------ Data records ------
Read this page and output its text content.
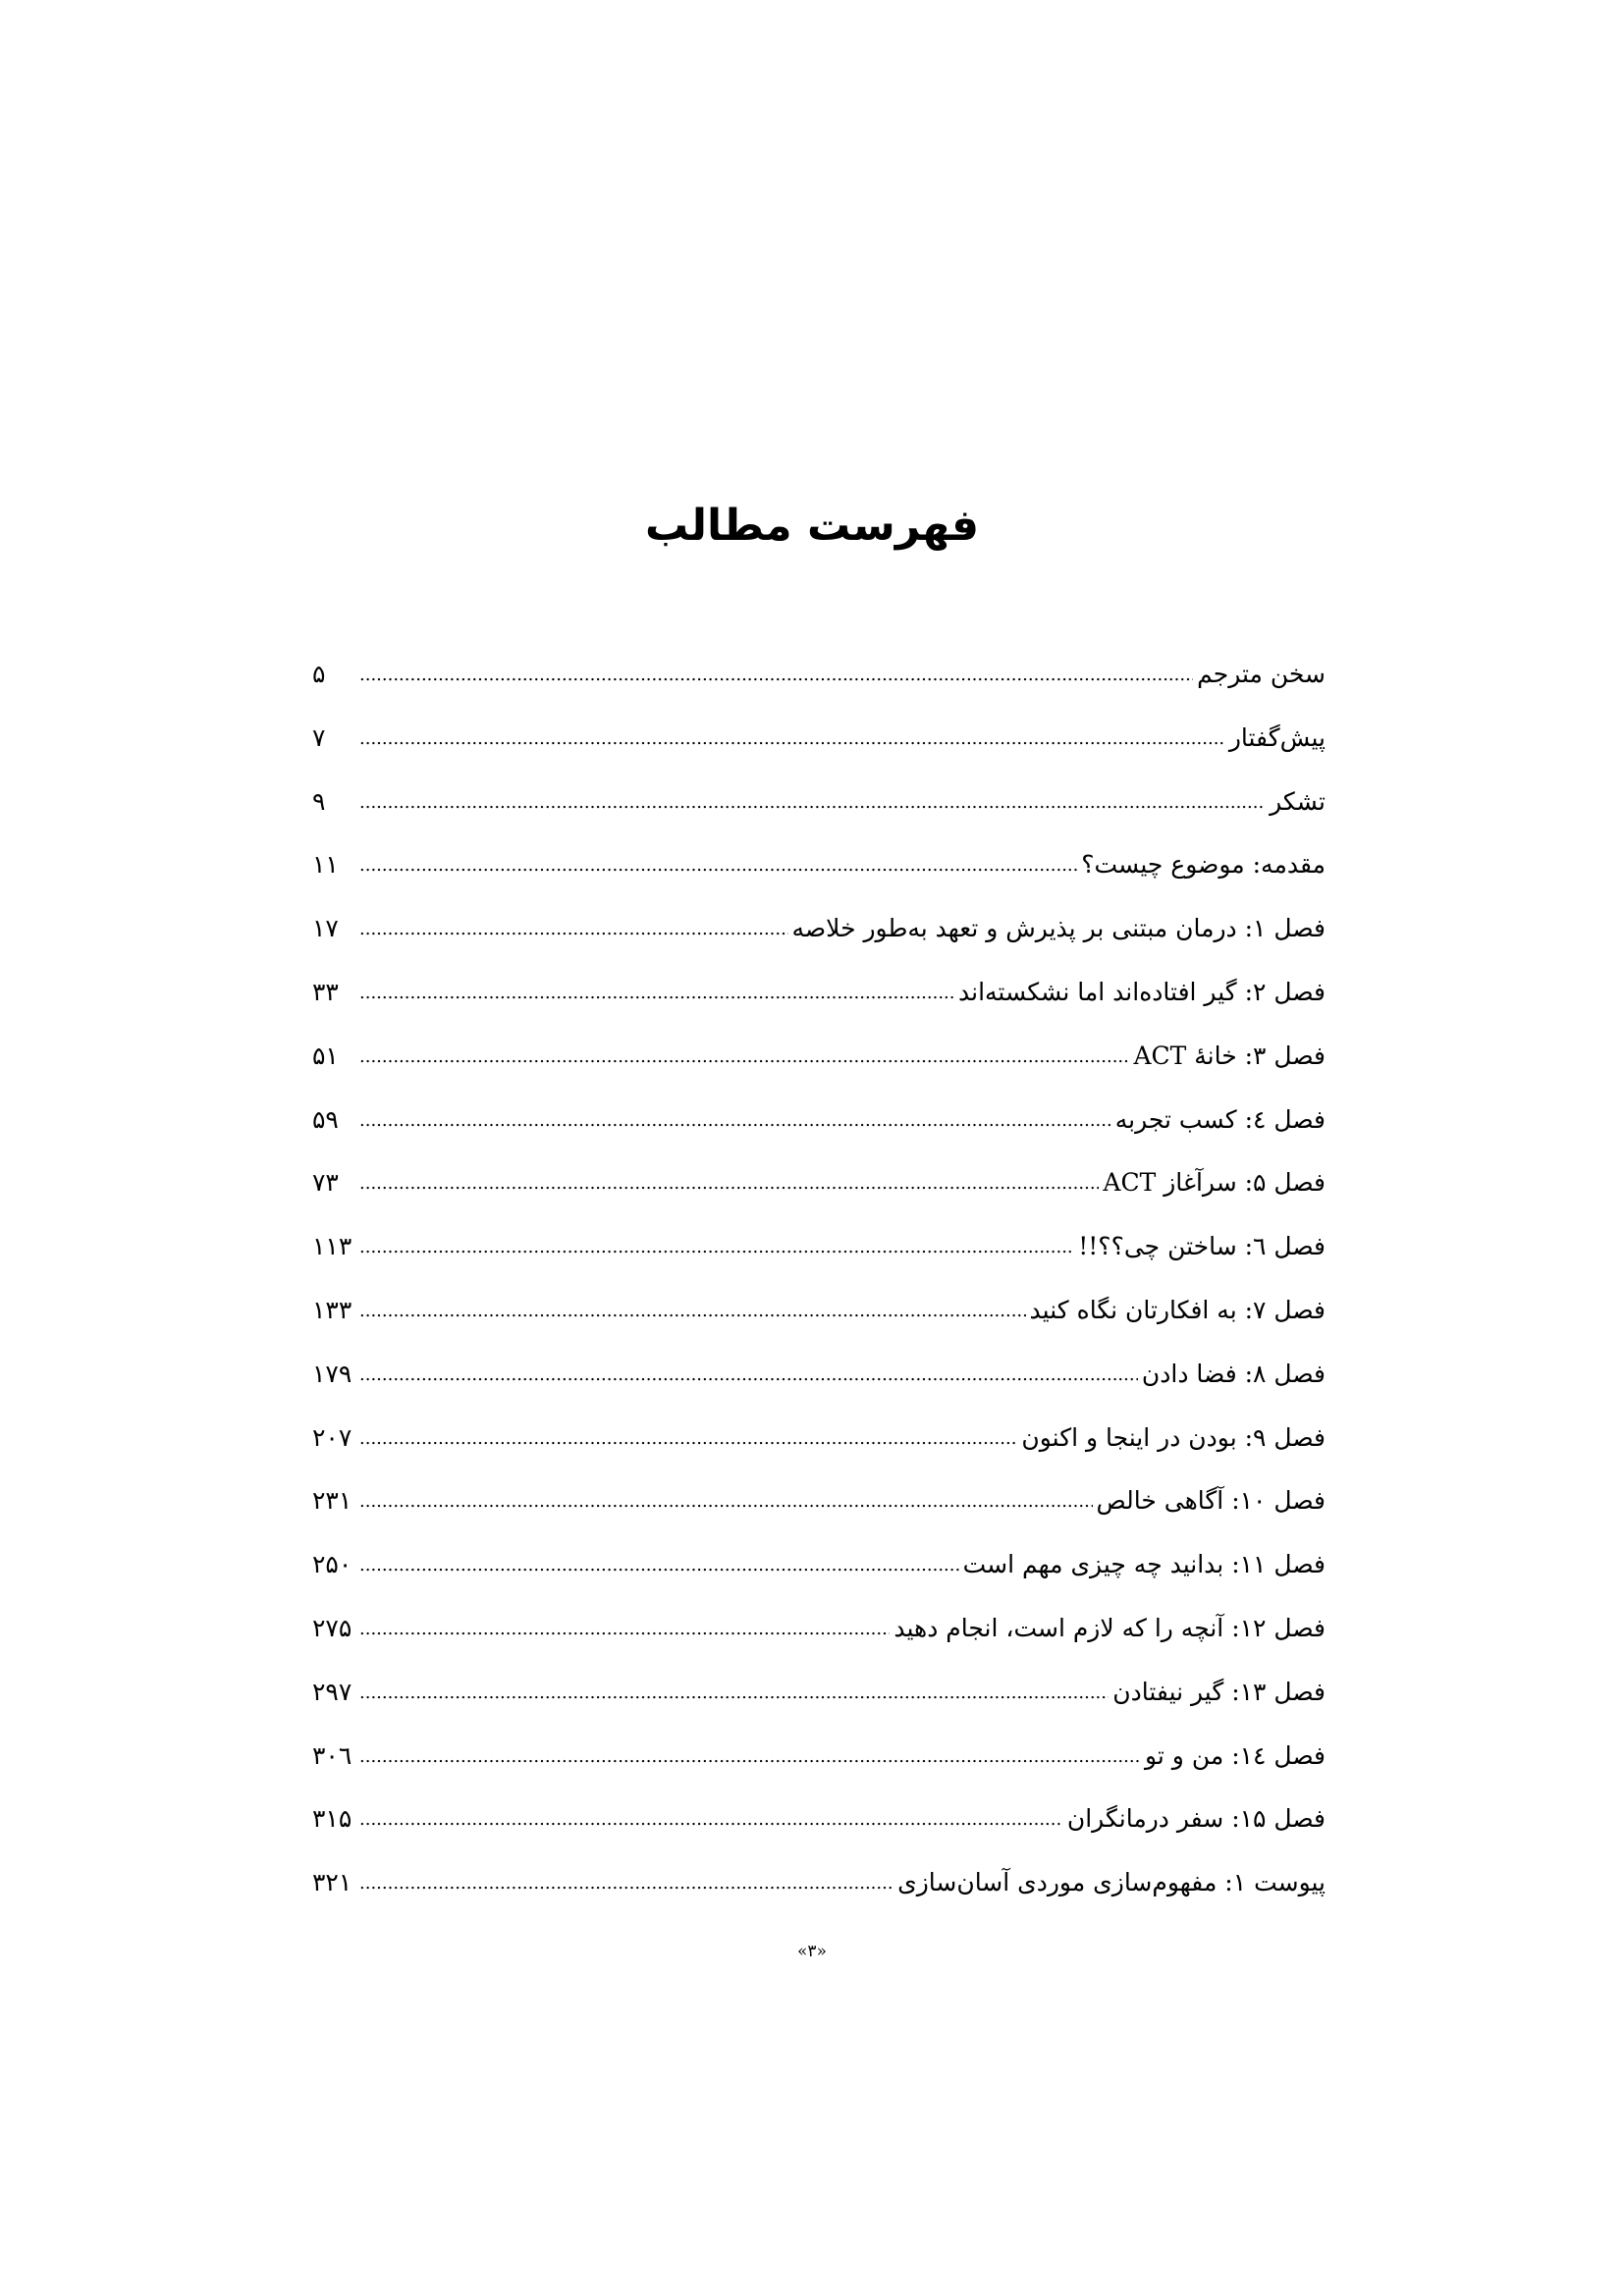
فهرست مطالب
سخن مترجم
.....
۵
پیش‌گفتار
.....
۷
تشکر
.....
۹
مقدمه: موضوع چیست؟
.....
۱۱
فصل ۱: درمان مبتنی بر پذیرش و تعهد به‌طور خلاصه
.....
۱۷
فصل ۲: گیر افتاده‌اند اما نشکسته‌اند
.....
۳۳
فصل ۳: خانهٔ ACT
.....
۵۱
فصل ٤: کسب تجربه
.....
۵۹
فصل ۵: سرآغاز ACT
.....
۷۳
فصل ٦: ساختن چی؟؟!!
.....
۱۱۳
فصل ۷: به افکارتان نگاه کنید
.....
۱۳۳
فصل ۸: فضا دادن
.....
۱۷۹
فصل ۹: بودن در اینجا و اکنون
.....
۲۰۷
فصل ۱۰: آگاهی خالص
.....
۲۳۱
فصل ۱۱: بدانید چه چیزی مهم است
.....
۲۵۰
فصل ۱۲: آنچه را که لازم است، انجام دهید
.....
۲۷۵
فصل ۱۳: گیر نیفتادن
.....
۲۹۷
فصل ١٤: من و تو
.....
۳۰٦
فصل ۱۵: سفر درمانگران
.....
۳۱۵
پیوست ۱: مفهوم‌سازی موردی آسان‌سازی
.....
۳۲۱
«۳»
------
### What is expected
Reproduce the material word for word, minus the images.

### Response to this task
Read this page and output its text content.
فهرست مطالب
سخن مترجم
.....
۵
پیش‌گفتار
.....
۷
تشکر
.....
۹
مقدمه: موضوع چیست؟
.....
۱۱
فصل ۱: درمان مبتنی بر پذیرش و تعهد به‌طور خلاصه
.....
۱۷
فصل ۲: گیر افتاده‌اند اما نشکسته‌اند
.....
۳۳
فصل ۳: خانهٔ ACT
.....
۵۱
فصل ٤: کسب تجربه
.....
۵۹
فصل ۵: سرآغاز ACT
.....
۷۳
فصل ٦: ساختن چی؟؟!!
.....
۱۱۳
فصل ۷: به افکارتان نگاه کنید
.....
۱۳۳
فصل ۸: فضا دادن
.....
۱۷۹
فصل ۹: بودن در اینجا و اکنون
.....
۲۰۷
فصل ۱۰: آگاهی خالص
.....
۲۳۱
فصل ۱۱: بدانید چه چیزی مهم است
.....
۲۵۰
فصل ۱۲: آنچه را که لازم است، انجام دهید
.....
۲۷۵
فصل ۱۳: گیر نیفتادن
.....
۲۹۷
فصل ١٤: من و تو
.....
۳۰٦
فصل ۱۵: سفر درمانگران
.....
۳۱۵
پیوست ۱: مفهوم‌سازی موردی آسان‌سازی
.....
۳۲۱
«۳»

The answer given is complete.